Stated problem :: What number of lines hold the word "комиссии"? State that number and nothing besides.

Records for the task ::
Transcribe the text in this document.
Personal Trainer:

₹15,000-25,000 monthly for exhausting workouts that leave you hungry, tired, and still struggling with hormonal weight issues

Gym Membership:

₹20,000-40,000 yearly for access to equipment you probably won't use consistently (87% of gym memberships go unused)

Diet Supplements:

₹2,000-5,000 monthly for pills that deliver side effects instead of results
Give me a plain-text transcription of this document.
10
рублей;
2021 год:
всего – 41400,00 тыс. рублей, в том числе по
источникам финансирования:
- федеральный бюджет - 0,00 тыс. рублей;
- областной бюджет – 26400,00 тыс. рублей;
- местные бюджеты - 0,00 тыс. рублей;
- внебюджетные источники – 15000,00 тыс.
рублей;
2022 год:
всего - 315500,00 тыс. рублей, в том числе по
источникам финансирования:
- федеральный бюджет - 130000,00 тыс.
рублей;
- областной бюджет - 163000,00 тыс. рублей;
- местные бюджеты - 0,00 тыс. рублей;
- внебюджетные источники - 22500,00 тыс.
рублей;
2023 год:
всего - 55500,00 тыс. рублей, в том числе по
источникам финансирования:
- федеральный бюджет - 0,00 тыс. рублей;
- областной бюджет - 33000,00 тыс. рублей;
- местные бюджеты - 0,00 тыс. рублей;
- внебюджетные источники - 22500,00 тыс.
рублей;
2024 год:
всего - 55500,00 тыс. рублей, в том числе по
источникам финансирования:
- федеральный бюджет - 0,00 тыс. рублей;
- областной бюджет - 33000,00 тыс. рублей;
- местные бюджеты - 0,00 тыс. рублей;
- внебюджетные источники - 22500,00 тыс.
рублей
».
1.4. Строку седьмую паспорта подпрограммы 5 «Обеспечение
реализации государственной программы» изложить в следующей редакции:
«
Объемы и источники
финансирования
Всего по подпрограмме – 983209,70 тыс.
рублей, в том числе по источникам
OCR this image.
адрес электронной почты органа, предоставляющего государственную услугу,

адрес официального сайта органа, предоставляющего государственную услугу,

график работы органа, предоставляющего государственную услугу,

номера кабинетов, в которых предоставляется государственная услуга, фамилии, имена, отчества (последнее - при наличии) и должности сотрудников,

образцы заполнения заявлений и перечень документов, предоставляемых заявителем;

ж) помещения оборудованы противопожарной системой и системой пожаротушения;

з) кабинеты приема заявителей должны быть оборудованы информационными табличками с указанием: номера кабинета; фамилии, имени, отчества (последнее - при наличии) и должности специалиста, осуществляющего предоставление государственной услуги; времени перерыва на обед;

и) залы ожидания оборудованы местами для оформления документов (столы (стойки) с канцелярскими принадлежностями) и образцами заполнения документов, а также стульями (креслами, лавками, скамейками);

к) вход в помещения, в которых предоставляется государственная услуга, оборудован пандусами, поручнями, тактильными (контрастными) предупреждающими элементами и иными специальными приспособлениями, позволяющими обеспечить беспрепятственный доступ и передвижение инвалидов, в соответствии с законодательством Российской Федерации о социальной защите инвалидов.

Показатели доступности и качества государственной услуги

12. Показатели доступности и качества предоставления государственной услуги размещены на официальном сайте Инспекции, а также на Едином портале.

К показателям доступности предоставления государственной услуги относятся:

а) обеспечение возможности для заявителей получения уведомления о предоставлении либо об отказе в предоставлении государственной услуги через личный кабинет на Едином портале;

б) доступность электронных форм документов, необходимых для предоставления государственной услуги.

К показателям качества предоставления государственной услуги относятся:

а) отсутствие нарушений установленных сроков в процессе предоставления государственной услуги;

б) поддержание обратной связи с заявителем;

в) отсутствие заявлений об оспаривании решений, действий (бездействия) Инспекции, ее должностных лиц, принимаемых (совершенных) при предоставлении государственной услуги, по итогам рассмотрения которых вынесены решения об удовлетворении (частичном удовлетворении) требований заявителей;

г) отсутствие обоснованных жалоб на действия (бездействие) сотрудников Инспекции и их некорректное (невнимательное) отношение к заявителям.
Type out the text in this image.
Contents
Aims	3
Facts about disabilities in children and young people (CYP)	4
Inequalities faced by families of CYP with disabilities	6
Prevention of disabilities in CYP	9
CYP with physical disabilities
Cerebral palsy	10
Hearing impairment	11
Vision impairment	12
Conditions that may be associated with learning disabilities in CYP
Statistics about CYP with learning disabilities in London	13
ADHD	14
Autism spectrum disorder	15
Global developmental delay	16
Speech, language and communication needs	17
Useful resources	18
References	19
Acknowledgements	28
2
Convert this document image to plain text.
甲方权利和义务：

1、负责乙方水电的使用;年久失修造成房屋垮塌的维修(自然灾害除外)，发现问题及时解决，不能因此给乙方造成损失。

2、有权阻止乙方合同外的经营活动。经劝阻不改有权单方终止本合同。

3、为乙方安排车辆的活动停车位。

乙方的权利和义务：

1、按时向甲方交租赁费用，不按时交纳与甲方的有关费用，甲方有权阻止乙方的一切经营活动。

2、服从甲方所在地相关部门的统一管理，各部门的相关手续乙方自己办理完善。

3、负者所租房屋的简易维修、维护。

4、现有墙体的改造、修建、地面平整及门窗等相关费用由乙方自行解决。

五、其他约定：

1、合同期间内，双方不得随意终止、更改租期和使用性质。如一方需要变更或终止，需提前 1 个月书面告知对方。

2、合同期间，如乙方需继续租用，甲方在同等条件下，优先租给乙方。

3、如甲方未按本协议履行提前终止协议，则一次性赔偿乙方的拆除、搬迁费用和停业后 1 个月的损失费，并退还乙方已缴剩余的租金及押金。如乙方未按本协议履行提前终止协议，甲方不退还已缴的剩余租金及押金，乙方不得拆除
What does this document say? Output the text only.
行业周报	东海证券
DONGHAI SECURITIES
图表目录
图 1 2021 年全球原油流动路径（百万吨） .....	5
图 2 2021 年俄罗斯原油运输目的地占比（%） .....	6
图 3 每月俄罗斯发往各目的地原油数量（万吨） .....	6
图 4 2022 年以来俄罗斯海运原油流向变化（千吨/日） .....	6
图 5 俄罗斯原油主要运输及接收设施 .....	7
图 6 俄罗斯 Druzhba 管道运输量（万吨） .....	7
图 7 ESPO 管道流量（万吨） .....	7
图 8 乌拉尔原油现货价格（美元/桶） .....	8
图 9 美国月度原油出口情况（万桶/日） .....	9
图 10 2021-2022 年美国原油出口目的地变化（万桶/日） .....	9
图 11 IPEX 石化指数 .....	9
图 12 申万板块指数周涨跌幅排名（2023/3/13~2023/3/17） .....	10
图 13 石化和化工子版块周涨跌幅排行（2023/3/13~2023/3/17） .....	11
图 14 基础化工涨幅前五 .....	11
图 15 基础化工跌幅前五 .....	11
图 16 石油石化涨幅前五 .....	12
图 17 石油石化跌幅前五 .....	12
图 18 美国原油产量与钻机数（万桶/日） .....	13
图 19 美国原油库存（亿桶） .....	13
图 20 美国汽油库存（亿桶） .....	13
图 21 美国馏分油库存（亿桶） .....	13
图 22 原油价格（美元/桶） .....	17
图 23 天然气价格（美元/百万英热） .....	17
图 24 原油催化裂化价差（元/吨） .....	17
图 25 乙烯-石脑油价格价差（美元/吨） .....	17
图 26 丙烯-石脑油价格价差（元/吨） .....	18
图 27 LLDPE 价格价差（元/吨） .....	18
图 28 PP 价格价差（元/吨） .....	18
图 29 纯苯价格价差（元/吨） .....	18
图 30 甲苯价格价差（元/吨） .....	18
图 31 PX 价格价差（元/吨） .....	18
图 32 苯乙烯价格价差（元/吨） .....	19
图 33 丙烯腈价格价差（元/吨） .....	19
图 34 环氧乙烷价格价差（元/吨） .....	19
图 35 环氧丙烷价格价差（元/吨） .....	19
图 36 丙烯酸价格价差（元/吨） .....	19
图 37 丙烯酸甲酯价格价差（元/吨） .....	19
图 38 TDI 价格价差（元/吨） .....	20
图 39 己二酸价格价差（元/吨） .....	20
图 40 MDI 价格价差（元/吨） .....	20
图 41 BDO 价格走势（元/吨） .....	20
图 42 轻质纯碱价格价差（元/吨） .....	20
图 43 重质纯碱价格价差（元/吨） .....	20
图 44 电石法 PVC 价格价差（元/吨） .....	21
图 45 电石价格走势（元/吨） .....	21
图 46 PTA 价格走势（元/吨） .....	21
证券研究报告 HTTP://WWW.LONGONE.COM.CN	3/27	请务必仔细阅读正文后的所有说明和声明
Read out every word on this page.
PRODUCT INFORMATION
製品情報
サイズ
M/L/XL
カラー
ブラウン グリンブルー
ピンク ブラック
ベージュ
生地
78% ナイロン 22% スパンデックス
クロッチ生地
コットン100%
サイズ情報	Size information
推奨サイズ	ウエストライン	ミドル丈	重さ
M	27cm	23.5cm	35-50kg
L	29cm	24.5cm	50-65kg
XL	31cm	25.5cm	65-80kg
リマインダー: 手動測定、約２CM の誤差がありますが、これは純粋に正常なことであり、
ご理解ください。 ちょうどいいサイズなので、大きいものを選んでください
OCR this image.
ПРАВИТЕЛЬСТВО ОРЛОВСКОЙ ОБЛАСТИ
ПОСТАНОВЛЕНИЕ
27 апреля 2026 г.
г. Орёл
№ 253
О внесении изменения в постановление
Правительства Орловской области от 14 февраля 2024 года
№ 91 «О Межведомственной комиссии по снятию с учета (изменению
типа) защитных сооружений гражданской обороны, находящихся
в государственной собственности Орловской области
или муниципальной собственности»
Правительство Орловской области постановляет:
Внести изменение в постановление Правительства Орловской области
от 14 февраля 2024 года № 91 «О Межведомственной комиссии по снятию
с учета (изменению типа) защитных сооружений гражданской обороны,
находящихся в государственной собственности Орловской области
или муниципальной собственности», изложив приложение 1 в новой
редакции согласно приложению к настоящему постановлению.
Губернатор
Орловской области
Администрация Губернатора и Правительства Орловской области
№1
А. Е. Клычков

Output for this exercise :: 2